▶ [Stated problem] Make an exact copy of each entry, leaving out every picture.

____________

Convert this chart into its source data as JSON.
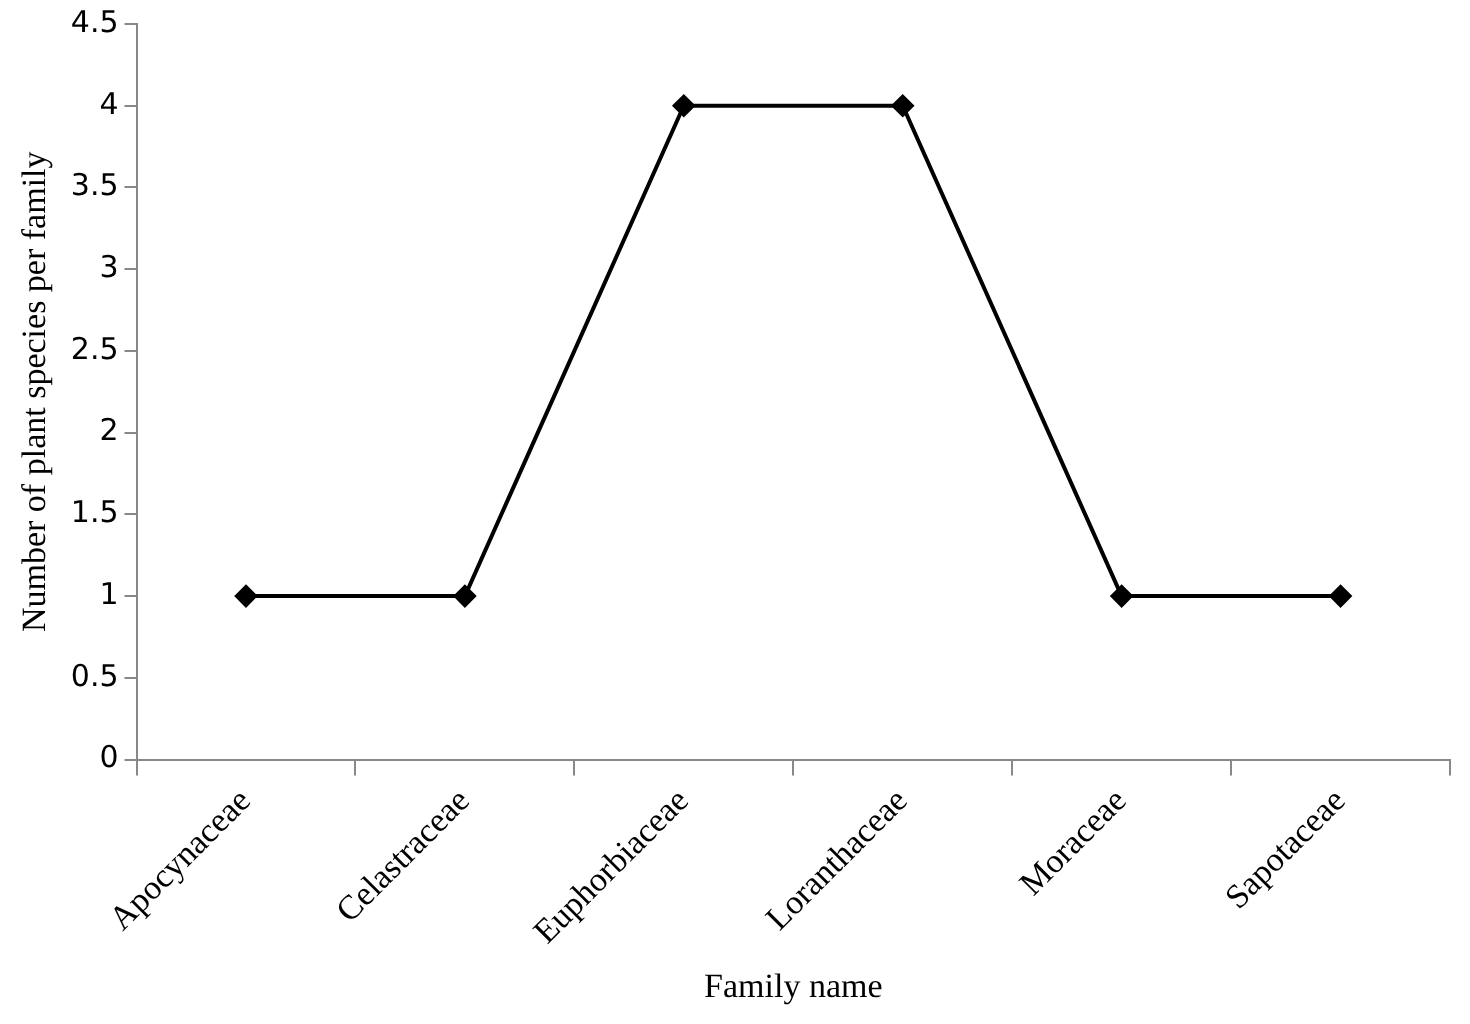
{
  "chart_data": {
    "type": "line",
    "xlabel": "Family name",
    "ylabel": "Number of plant species per family",
    "categories": [
      "Apocynaceae",
      "Celastraceae",
      "Euphorbiaceae",
      "Loranthaceae",
      "Moraceae",
      "Sapotaceae"
    ],
    "series": [
      {
        "color": "#000000",
        "values": [
          1,
          1,
          4,
          4,
          1,
          1
        ]
      }
    ],
    "ylim": [
      0,
      4.5
    ],
    "yticks": [
      0,
      0.5,
      1,
      1.5,
      2,
      2.5,
      3,
      3.5,
      4,
      4.5
    ],
    "grid": false,
    "legend": false,
    "marker": "diamond",
    "line_style": "solid"
  }
}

____________

▶ [In response]
Convert this chart into its source data as JSON.
{
  "chart_data": {
    "type": "line",
    "xlabel": "Family name",
    "ylabel": "Number of plant species per family",
    "categories": [
      "Apocynaceae",
      "Celastraceae",
      "Euphorbiaceae",
      "Loranthaceae",
      "Moraceae",
      "Sapotaceae"
    ],
    "series": [
      {
        "color": "#000000",
        "values": [
          1,
          1,
          4,
          4,
          1,
          1
        ]
      }
    ],
    "ylim": [
      0,
      4.5
    ],
    "yticks": [
      0,
      0.5,
      1,
      1.5,
      2,
      2.5,
      3,
      3.5,
      4,
      4.5
    ],
    "grid": false,
    "legend": false,
    "marker": "diamond",
    "line_style": "solid"
  }
}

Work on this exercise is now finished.